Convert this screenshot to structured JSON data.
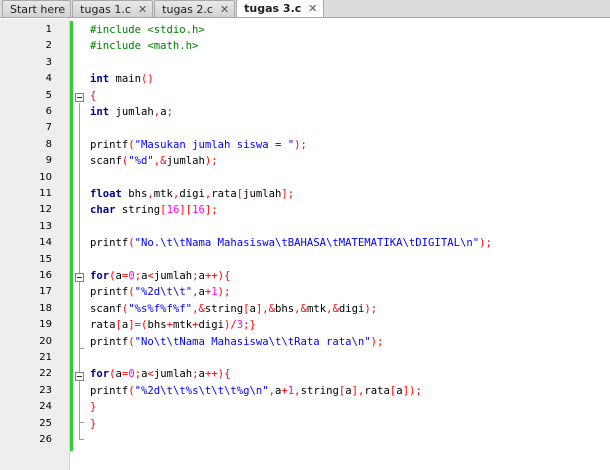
{
  "tabs": [
    {
      "label": "Start here",
      "active": false
    },
    {
      "label": "tugas 1.c",
      "active": false
    },
    {
      "label": "tugas 2.c",
      "active": false
    },
    {
      "label": "tugas 3.c",
      "active": true
    }
  ],
  "close_glyph": "✕",
  "editor": {
    "line_numbers": [
      "1",
      "2",
      "3",
      "4",
      "5",
      "6",
      "7",
      "8",
      "9",
      "10",
      "11",
      "12",
      "13",
      "14",
      "15",
      "16",
      "17",
      "18",
      "19",
      "20",
      "21",
      "22",
      "23",
      "24",
      "25",
      "26"
    ],
    "colors": {
      "keyword": "#00008b",
      "preprocessor": "#008000",
      "string": "#0000ff",
      "number": "#ff00ff",
      "operator": "#ff0000",
      "change_bar": "#33cc33",
      "gutter": "#eeeeee"
    },
    "code": {
      "l1": {
        "a": "#include <stdio.h>"
      },
      "l2": {
        "a": "#include <math.h>"
      },
      "l4": {
        "a": "int",
        "b": " main",
        "c": "()"
      },
      "l5": {
        "a": "{"
      },
      "l6": {
        "a": "int",
        "b": " jumlah",
        "c": ",",
        "d": "a",
        "e": ";"
      },
      "l8": {
        "a": "printf",
        "b": "(",
        "c": "\"Masukan jumlah siswa = \"",
        "d": ");"
      },
      "l9": {
        "a": "scanf",
        "b": "(",
        "c": "\"%d\"",
        "d": ",&",
        "e": "jumlah",
        "f": ");"
      },
      "l11": {
        "a": "float",
        "b": " bhs",
        "c": ",",
        "d": "mtk",
        "e": ",",
        "f": "digi",
        "g": ",",
        "h": "rata",
        "i": "[",
        "j": "jumlah",
        "k": "];"
      },
      "l12": {
        "a": "char",
        "b": " string",
        "c": "[",
        "d": "16",
        "e": "][",
        "f": "16",
        "g": "];"
      },
      "l14": {
        "a": "printf",
        "b": "(",
        "c": "\"No.\\t\\tNama Mahasiswa\\tBAHASA\\tMATEMATIKA\\tDIGITAL\\n\"",
        "d": ");"
      },
      "l16": {
        "a": "for",
        "b": "(",
        "c": "a",
        "d": "=",
        "e": "0",
        "f": ";",
        "g": "a",
        "h": "<",
        "i": "jumlah",
        "j": ";",
        "k": "a",
        "l": "++){"
      },
      "l17": {
        "a": "printf",
        "b": "(",
        "c": "\"%2d\\t\\t\"",
        "d": ",",
        "e": "a",
        "f": "+",
        "g": "1",
        "h": ");"
      },
      "l18": {
        "a": "scanf",
        "b": "(",
        "c": "\"%s%f%f%f\"",
        "d": ",&",
        "e": "string",
        "f": "[",
        "g": "a",
        "h": "],&",
        "i": "bhs",
        "j": ",&",
        "k": "mtk",
        "l": ",&",
        "m": "digi",
        "n": ");"
      },
      "l19": {
        "a": "rata",
        "b": "[",
        "c": "a",
        "d": "]=(",
        "e": "bhs",
        "f": "+",
        "g": "mtk",
        "h": "+",
        "i": "digi",
        "j": ")/",
        "k": "3",
        "l": ";}"
      },
      "l20": {
        "a": "printf",
        "b": "(",
        "c": "\"No\\t\\tNama Mahasiswa\\t\\tRata rata\\n\"",
        "d": ");"
      },
      "l22": {
        "a": "for",
        "b": "(",
        "c": "a",
        "d": "=",
        "e": "0",
        "f": ";",
        "g": "a",
        "h": "<",
        "i": "jumlah",
        "j": ";",
        "k": "a",
        "l": "++){"
      },
      "l23": {
        "a": "printf",
        "b": "(",
        "c": "\"%2d\\t\\t%s\\t\\t\\t%g\\n\"",
        "d": ",",
        "e": "a",
        "f": "+",
        "g": "1",
        "h": ",",
        "i": "string",
        "j": "[",
        "k": "a",
        "l": "],",
        "m": "rata",
        "n": "[",
        "o": "a",
        "p": "]);"
      },
      "l24": {
        "a": "}"
      },
      "l25": {
        "a": "}"
      }
    }
  }
}
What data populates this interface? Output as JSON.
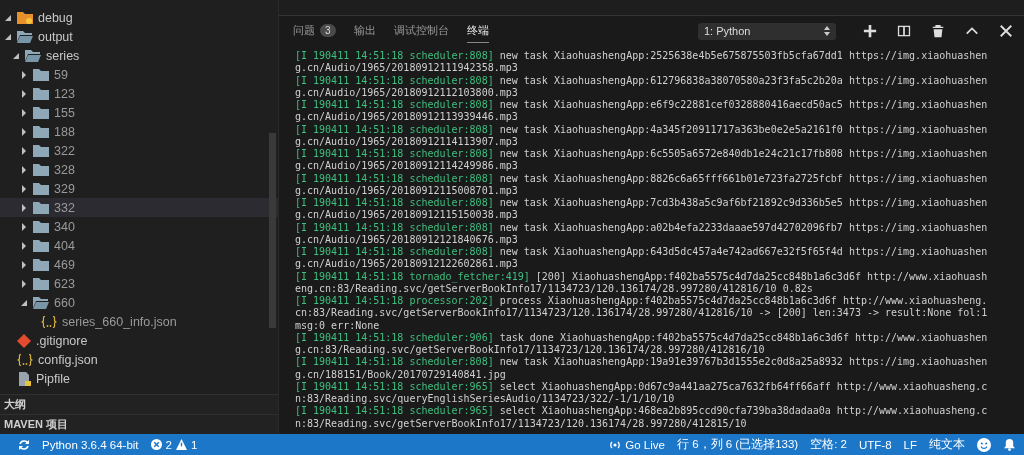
{
  "explorer": {
    "tree": [
      {
        "name": "debug",
        "kind": "debug-folder",
        "expanded": true,
        "selected": false
      },
      {
        "name": "output",
        "kind": "folder",
        "expanded": true,
        "selected": false,
        "children": [
          {
            "name": "series",
            "kind": "folder",
            "expanded": true,
            "selected": false,
            "children": [
              {
                "name": "59",
                "kind": "folder",
                "expanded": false,
                "selected": false
              },
              {
                "name": "123",
                "kind": "folder",
                "expanded": false,
                "selected": false
              },
              {
                "name": "155",
                "kind": "folder",
                "expanded": false,
                "selected": false
              },
              {
                "name": "188",
                "kind": "folder",
                "expanded": false,
                "selected": false
              },
              {
                "name": "322",
                "kind": "folder",
                "expanded": false,
                "selected": false
              },
              {
                "name": "328",
                "kind": "folder",
                "expanded": false,
                "selected": false
              },
              {
                "name": "329",
                "kind": "folder",
                "expanded": false,
                "selected": false
              },
              {
                "name": "332",
                "kind": "folder",
                "expanded": false,
                "selected": true
              },
              {
                "name": "340",
                "kind": "folder",
                "expanded": false,
                "selected": false
              },
              {
                "name": "404",
                "kind": "folder",
                "expanded": false,
                "selected": false
              },
              {
                "name": "469",
                "kind": "folder",
                "expanded": false,
                "selected": false
              },
              {
                "name": "623",
                "kind": "folder",
                "expanded": false,
                "selected": false
              },
              {
                "name": "660",
                "kind": "folder",
                "expanded": true,
                "selected": false,
                "children": [
                  {
                    "name": "series_660_info.json",
                    "kind": "json",
                    "selected": false
                  }
                ]
              }
            ]
          }
        ]
      },
      {
        "name": ".gitignore",
        "kind": "git",
        "selected": false
      },
      {
        "name": "config.json",
        "kind": "json",
        "selected": false
      },
      {
        "name": "Pipfile",
        "kind": "pipfile",
        "selected": false
      }
    ],
    "sections": [
      "大纲",
      "MAVEN 项目"
    ]
  },
  "panel": {
    "tabs": [
      {
        "label": "问题",
        "badge": "3",
        "selected": false
      },
      {
        "label": "输出",
        "selected": false
      },
      {
        "label": "调试控制台",
        "selected": false
      },
      {
        "label": "终端",
        "selected": true
      }
    ],
    "terminal_select": "1: Python",
    "log": [
      {
        "prefix": "[I 190411 14:51:18 scheduler:808]",
        "message": "new task XiaohuashengApp:2525638e4b5e675875503fb5cfa67dd1 https://img.xiaohuasheng.cn/Audio/1965/20180912111942358.mp3"
      },
      {
        "prefix": "[I 190411 14:51:18 scheduler:808]",
        "message": "new task XiaohuashengApp:612796838a38070580a23f3fa5c2b20a https://img.xiaohuasheng.cn/Audio/1965/20180912112103800.mp3"
      },
      {
        "prefix": "[I 190411 14:51:18 scheduler:808]",
        "message": "new task XiaohuashengApp:e6f9c22881cef0328880416aecd50ac5 https://img.xiaohuasheng.cn/Audio/1965/20180912113939446.mp3"
      },
      {
        "prefix": "[I 190411 14:51:18 scheduler:808]",
        "message": "new task XiaohuashengApp:4a345f20911717a363be0e2e5a2161f0 https://img.xiaohuasheng.cn/Audio/1965/20180912114113907.mp3"
      },
      {
        "prefix": "[I 190411 14:51:18 scheduler:808]",
        "message": "new task XiaohuashengApp:6c5505a6572e840db1e24c21c17fb808 https://img.xiaohuasheng.cn/Audio/1965/20180912114249986.mp3"
      },
      {
        "prefix": "[I 190411 14:51:18 scheduler:808]",
        "message": "new task XiaohuashengApp:8826c6a65fff661b01e723fa2725fcbf https://img.xiaohuasheng.cn/Audio/1965/20180912115008701.mp3"
      },
      {
        "prefix": "[I 190411 14:51:18 scheduler:808]",
        "message": "new task XiaohuashengApp:7cd3b438a5c9af6bf21892c9d336b5e5 https://img.xiaohuasheng.cn/Audio/1965/20180912115150038.mp3"
      },
      {
        "prefix": "[I 190411 14:51:18 scheduler:808]",
        "message": "new task XiaohuashengApp:a02b4efa2233daaae597d42702096fb7 https://img.xiaohuasheng.cn/Audio/1965/20180912121840676.mp3"
      },
      {
        "prefix": "[I 190411 14:51:18 scheduler:808]",
        "message": "new task XiaohuashengApp:643d5dc457a4e742ad667e32f5f65f4d https://img.xiaohuasheng.cn/Audio/1965/20180912122602861.mp3"
      },
      {
        "prefix": "[I 190411 14:51:18 tornado_fetcher:419]",
        "message": "[200] XiaohuashengApp:f402ba5575c4d7da25cc848b1a6c3d6f http://www.xiaohuasheng.cn:83/Reading.svc/getServerBookInfo17/1134723/120.136174/28.997280/412816/10 0.82s"
      },
      {
        "prefix": "[I 190411 14:51:18 processor:202]",
        "message": "process XiaohuashengApp:f402ba5575c4d7da25cc848b1a6c3d6f http://www.xiaohuasheng.cn:83/Reading.svc/getServerBookInfo17/1134723/120.136174/28.997280/412816/10 -> [200] len:3473 -> result:None fol:1 msg:0 err:None"
      },
      {
        "prefix": "[I 190411 14:51:18 scheduler:906]",
        "message": "task done XiaohuashengApp:f402ba5575c4d7da25cc848b1a6c3d6f http://www.xiaohuasheng.cn:83/Reading.svc/getServerBookInfo17/1134723/120.136174/28.997280/412816/10"
      },
      {
        "prefix": "[I 190411 14:51:18 scheduler:808]",
        "message": "new task XiaohuashengApp:19a91e39767b3d1555e2c0d8a25a8932 https://img.xiaohuasheng.cn/188151/Book/20170729140841.jpg"
      },
      {
        "prefix": "[I 190411 14:51:18 scheduler:965]",
        "message": "select XiaohuashengApp:0d67c9a441aa275ca7632fb64ff66aff http://www.xiaohuasheng.cn:83/Reading.svc/queryEnglishSeriesAudio/1134723/322/-1/1/10/10"
      },
      {
        "prefix": "[I 190411 14:51:18 scheduler:965]",
        "message": "select XiaohuashengApp:468ea2b895ccd90cfa739ba38dadaa0a http://www.xiaohuasheng.cn:83/Reading.svc/getServerBookInfo17/1134723/120.136174/28.997280/412815/10"
      }
    ]
  },
  "status_bar": {
    "interpreter": "Python 3.6.4 64-bit",
    "errors": "2",
    "warnings": "1",
    "go_live": "Go Live",
    "cursor": "行 6，列 6 (已选择133)",
    "indent": "空格: 2",
    "encoding": "UTF-8",
    "eol": "LF",
    "language": "纯文本"
  }
}
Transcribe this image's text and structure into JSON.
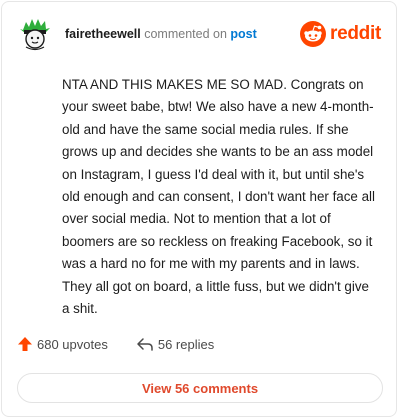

——————

# WHAT YOU WILL DO
Copy each line above where the string "this" occurs.

# THE RESPONSE
Convert this screenshot to structured JSON data.
What data populates this interface? Output as JSON.
Transcribe this image's text and structure into JSON.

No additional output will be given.